Dans une interview parue 02 avril dernier dans la revue Livres Hebdo, Alain Damasio, questionné à propos de ses relations aux « difficultés rencontrées par des auteurs », donnait la réponse suivante :

« Je ne me sens pas touché en raison du corporatisme que cela représente. D’abord, il y a tellement d’autres secteurs dans la merde et qu’il faut mieux aider. En second, je pense que nous produisons trop. Certains écrivent sans avoir la nécessité vitale de le faire. À un moment donné, même si on est très brillant, on ne se renouvelle pas assez. Je n’ai pas envie de défendre tout ça, ce n’est pas prioritaire. Pouvoir créer est un privilège. »

Cette réponse n’a pas manqué de faire largement réagir sur les réseaux sociaux et tout particulièrement chez les auteurs et autrices de fiction. En effet, ce paragraphe est problématique à plusieurs égards.

DONNÉES DISPONIBLES

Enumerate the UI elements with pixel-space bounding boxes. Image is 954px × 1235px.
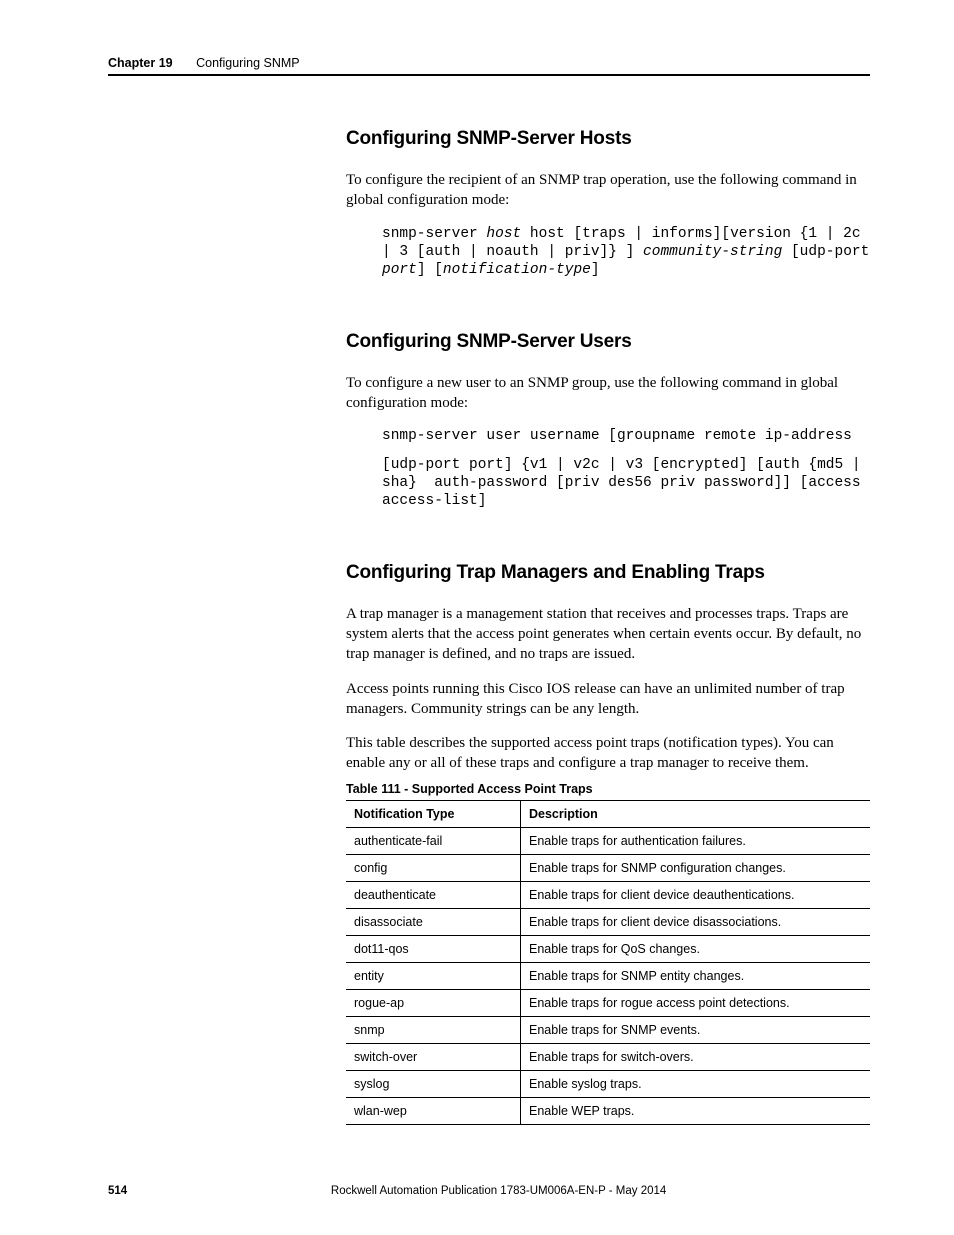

CONSIGNE
Ces affirmations concordent-elles avec le texte à lire ? Répondez à chacune par oui ou par non, en citant textuellement les mots du texte qui tranchent.
1. L'interview d'Alain Damasio a paru dans la revue Livres Hebdo.
2. Alain Damasio estime que les auteurs ne produisent pas assez.
3. La réponse d'Alain Damasio a suscité peu de réactions sur les réseaux sociaux.

CORRIGÉ
1. Oui : « dans la revue Livres Hebdo ».
2. Non : « je pense que nous produisons trop ».
3. Non : « Cette réponse n’a pas manqué de faire largement réagir sur les réseaux sociaux ».